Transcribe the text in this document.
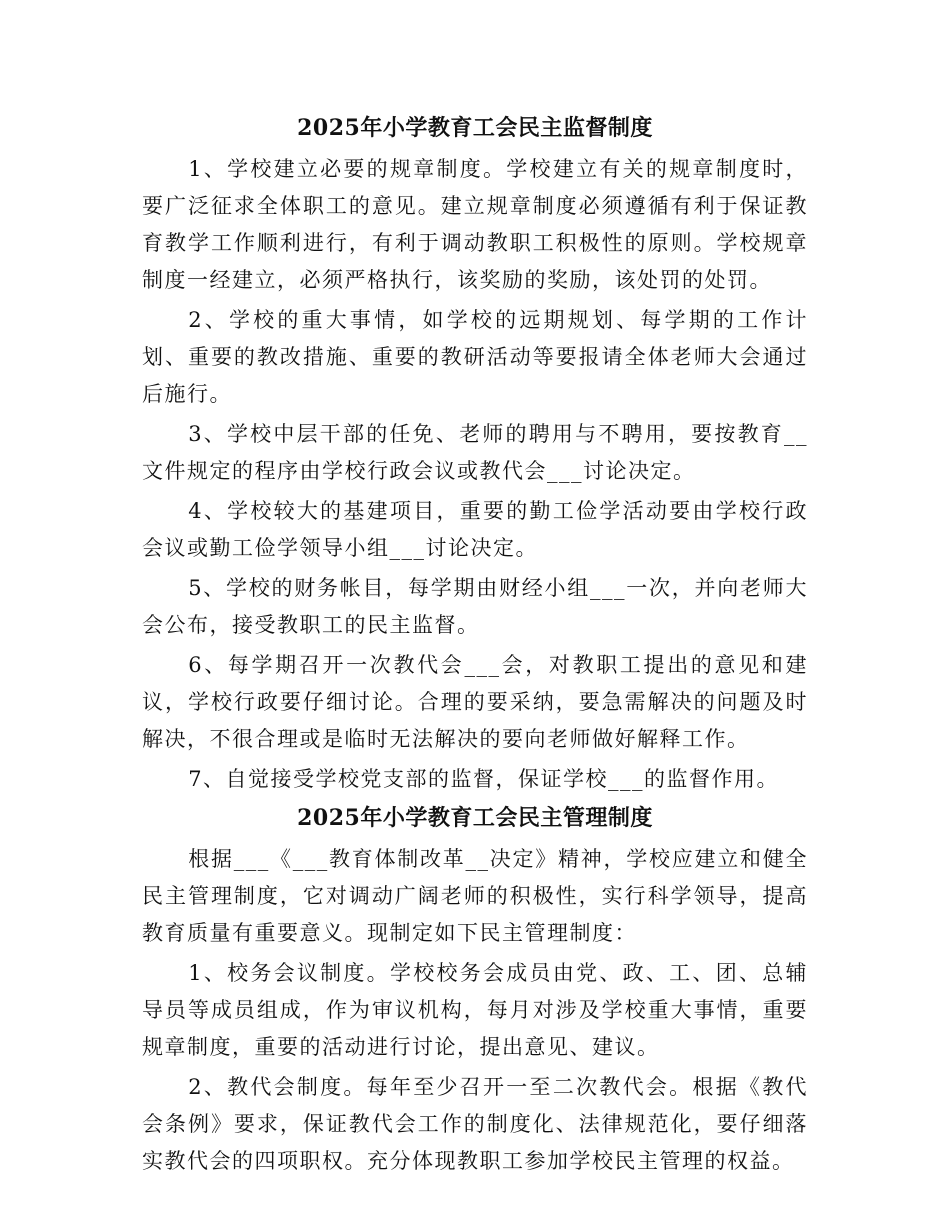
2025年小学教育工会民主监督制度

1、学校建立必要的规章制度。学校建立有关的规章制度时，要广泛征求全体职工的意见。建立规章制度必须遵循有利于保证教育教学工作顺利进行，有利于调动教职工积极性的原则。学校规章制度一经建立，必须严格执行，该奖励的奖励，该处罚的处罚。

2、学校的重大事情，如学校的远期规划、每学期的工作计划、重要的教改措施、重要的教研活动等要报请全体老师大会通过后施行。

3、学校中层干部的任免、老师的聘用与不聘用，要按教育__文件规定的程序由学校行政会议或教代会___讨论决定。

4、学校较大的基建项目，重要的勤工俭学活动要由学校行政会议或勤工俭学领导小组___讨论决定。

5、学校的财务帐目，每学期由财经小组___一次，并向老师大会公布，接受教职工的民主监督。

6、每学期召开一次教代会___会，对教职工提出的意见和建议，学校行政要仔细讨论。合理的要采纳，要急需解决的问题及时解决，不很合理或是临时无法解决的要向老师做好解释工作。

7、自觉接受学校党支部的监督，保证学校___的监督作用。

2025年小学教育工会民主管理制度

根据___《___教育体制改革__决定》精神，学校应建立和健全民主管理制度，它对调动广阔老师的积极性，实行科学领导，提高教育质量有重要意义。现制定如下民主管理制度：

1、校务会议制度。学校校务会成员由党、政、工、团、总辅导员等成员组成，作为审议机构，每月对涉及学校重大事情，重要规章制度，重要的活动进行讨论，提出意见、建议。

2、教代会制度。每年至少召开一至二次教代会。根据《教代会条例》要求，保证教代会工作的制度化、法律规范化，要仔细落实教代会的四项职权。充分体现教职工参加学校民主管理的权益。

------------------------------

Every record above should be written out again without change, except that the pictures are left out.

SOLUTION TO THE PROBLEM:
Transcribe the text in this document.
2025年小学教育工会民主监督制度

1、学校建立必要的规章制度。学校建立有关的规章制度时，要广泛征求全体职工的意见。建立规章制度必须遵循有利于保证教育教学工作顺利进行，有利于调动教职工积极性的原则。学校规章制度一经建立，必须严格执行，该奖励的奖励，该处罚的处罚。

2、学校的重大事情，如学校的远期规划、每学期的工作计划、重要的教改措施、重要的教研活动等要报请全体老师大会通过后施行。

3、学校中层干部的任免、老师的聘用与不聘用，要按教育__文件规定的程序由学校行政会议或教代会___讨论决定。

4、学校较大的基建项目，重要的勤工俭学活动要由学校行政会议或勤工俭学领导小组___讨论决定。

5、学校的财务帐目，每学期由财经小组___一次，并向老师大会公布，接受教职工的民主监督。

6、每学期召开一次教代会___会，对教职工提出的意见和建议，学校行政要仔细讨论。合理的要采纳，要急需解决的问题及时解决，不很合理或是临时无法解决的要向老师做好解释工作。

7、自觉接受学校党支部的监督，保证学校___的监督作用。

2025年小学教育工会民主管理制度

根据___《___教育体制改革__决定》精神，学校应建立和健全民主管理制度，它对调动广阔老师的积极性，实行科学领导，提高教育质量有重要意义。现制定如下民主管理制度：

1、校务会议制度。学校校务会成员由党、政、工、团、总辅导员等成员组成，作为审议机构，每月对涉及学校重大事情，重要规章制度，重要的活动进行讨论，提出意见、建议。

2、教代会制度。每年至少召开一至二次教代会。根据《教代会条例》要求，保证教代会工作的制度化、法律规范化，要仔细落实教代会的四项职权。充分体现教职工参加学校民主管理的权益。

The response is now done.